» **PROBLEM REQUIREMENTS**
Set the listing down unchanged, minus every embedded image.

» **WORKING DATA**
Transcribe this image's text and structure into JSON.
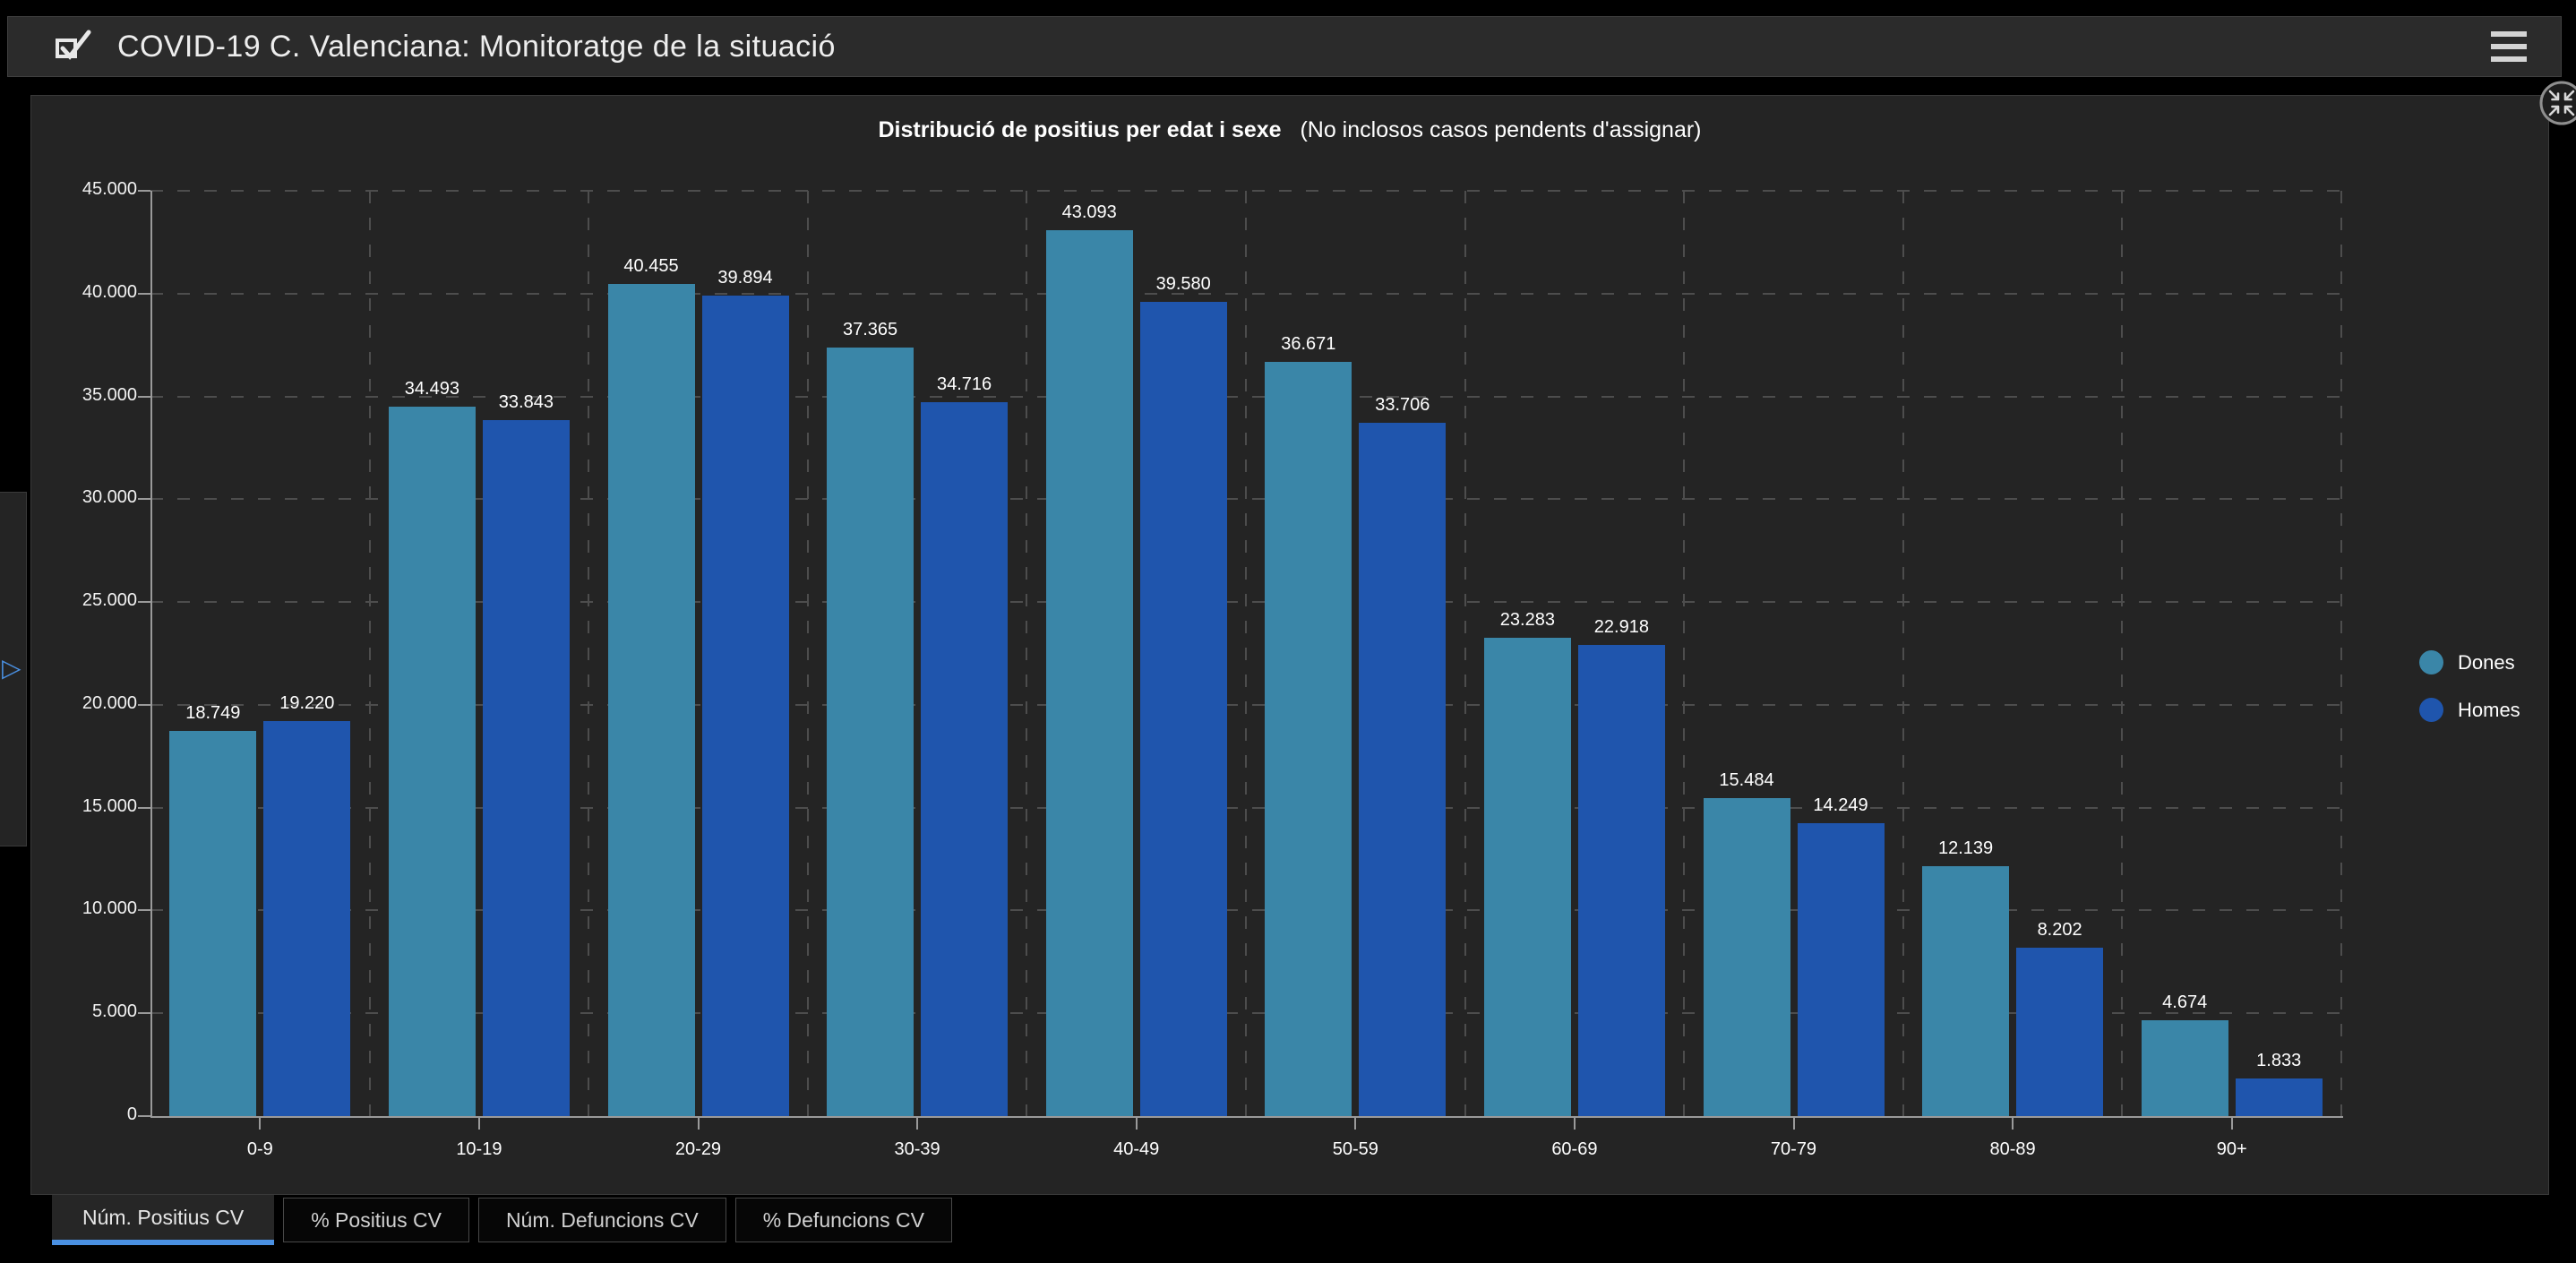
{
  "header": {
    "title": "COVID-19 C. Valenciana: Monitoratge de la situació"
  },
  "icons": {
    "logo": "app-logo-check-icon",
    "menu": "hamburger-menu-icon",
    "collapse": "collapse-arrows-icon",
    "sidebar_expand": "expand-right-arrow-icon"
  },
  "colors": {
    "dones": "#3a86a8",
    "homes": "#1f55ad",
    "accent_blue": "#4a90e2",
    "axis": "#9a9a9a",
    "grid": "#4d4d4d",
    "panel_bg": "#242424",
    "page_bg": "#000000"
  },
  "chart_data": {
    "type": "bar",
    "title_bold": "Distribució de positius per edat i sexe",
    "title_note": "(No inclosos casos pendents d'assignar)",
    "categories": [
      "0-9",
      "10-19",
      "20-29",
      "30-39",
      "40-49",
      "50-59",
      "60-69",
      "70-79",
      "80-89",
      "90+"
    ],
    "series": [
      {
        "name": "Dones",
        "color": "#3a86a8",
        "values": [
          18749,
          34493,
          40455,
          37365,
          43093,
          36671,
          23283,
          15484,
          12139,
          4674
        ],
        "labels": [
          "18.749",
          "34.493",
          "40.455",
          "37.365",
          "43.093",
          "36.671",
          "23.283",
          "15.484",
          "12.139",
          "4.674"
        ]
      },
      {
        "name": "Homes",
        "color": "#1f55ad",
        "values": [
          19220,
          33843,
          39894,
          34716,
          39580,
          33706,
          22918,
          14249,
          8202,
          1833
        ],
        "labels": [
          "19.220",
          "33.843",
          "39.894",
          "34.716",
          "39.580",
          "33.706",
          "22.918",
          "14.249",
          "8.202",
          "1.833"
        ]
      }
    ],
    "ylim": [
      0,
      45000
    ],
    "ytick_step": 5000,
    "ytick_labels": [
      "0",
      "5.000",
      "10.000",
      "15.000",
      "20.000",
      "25.000",
      "30.000",
      "35.000",
      "40.000",
      "45.000"
    ],
    "grid": "dashed",
    "legend_position": "right"
  },
  "tabs": {
    "items": [
      {
        "label": "Núm. Positius CV",
        "active": true
      },
      {
        "label": "% Positius CV",
        "active": false
      },
      {
        "label": "Núm. Defuncions CV",
        "active": false
      },
      {
        "label": "% Defuncions CV",
        "active": false
      }
    ]
  }
}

» **FULL ANSWER**
Transcribe this image's text and structure into JSON.
{
  "header": {
    "title": "COVID-19 C. Valenciana: Monitoratge de la situació"
  },
  "icons": {
    "logo": "app-logo-check-icon",
    "menu": "hamburger-menu-icon",
    "collapse": "collapse-arrows-icon",
    "sidebar_expand": "expand-right-arrow-icon"
  },
  "colors": {
    "dones": "#3a86a8",
    "homes": "#1f55ad",
    "accent_blue": "#4a90e2",
    "axis": "#9a9a9a",
    "grid": "#4d4d4d",
    "panel_bg": "#242424",
    "page_bg": "#000000"
  },
  "chart_data": {
    "type": "bar",
    "title_bold": "Distribució de positius per edat i sexe",
    "title_note": "(No inclosos casos pendents d'assignar)",
    "categories": [
      "0-9",
      "10-19",
      "20-29",
      "30-39",
      "40-49",
      "50-59",
      "60-69",
      "70-79",
      "80-89",
      "90+"
    ],
    "series": [
      {
        "name": "Dones",
        "color": "#3a86a8",
        "values": [
          18749,
          34493,
          40455,
          37365,
          43093,
          36671,
          23283,
          15484,
          12139,
          4674
        ],
        "labels": [
          "18.749",
          "34.493",
          "40.455",
          "37.365",
          "43.093",
          "36.671",
          "23.283",
          "15.484",
          "12.139",
          "4.674"
        ]
      },
      {
        "name": "Homes",
        "color": "#1f55ad",
        "values": [
          19220,
          33843,
          39894,
          34716,
          39580,
          33706,
          22918,
          14249,
          8202,
          1833
        ],
        "labels": [
          "19.220",
          "33.843",
          "39.894",
          "34.716",
          "39.580",
          "33.706",
          "22.918",
          "14.249",
          "8.202",
          "1.833"
        ]
      }
    ],
    "ylim": [
      0,
      45000
    ],
    "ytick_step": 5000,
    "ytick_labels": [
      "0",
      "5.000",
      "10.000",
      "15.000",
      "20.000",
      "25.000",
      "30.000",
      "35.000",
      "40.000",
      "45.000"
    ],
    "grid": "dashed",
    "legend_position": "right"
  },
  "tabs": {
    "items": [
      {
        "label": "Núm. Positius CV",
        "active": true
      },
      {
        "label": "% Positius CV",
        "active": false
      },
      {
        "label": "Núm. Defuncions CV",
        "active": false
      },
      {
        "label": "% Defuncions CV",
        "active": false
      }
    ]
  }
}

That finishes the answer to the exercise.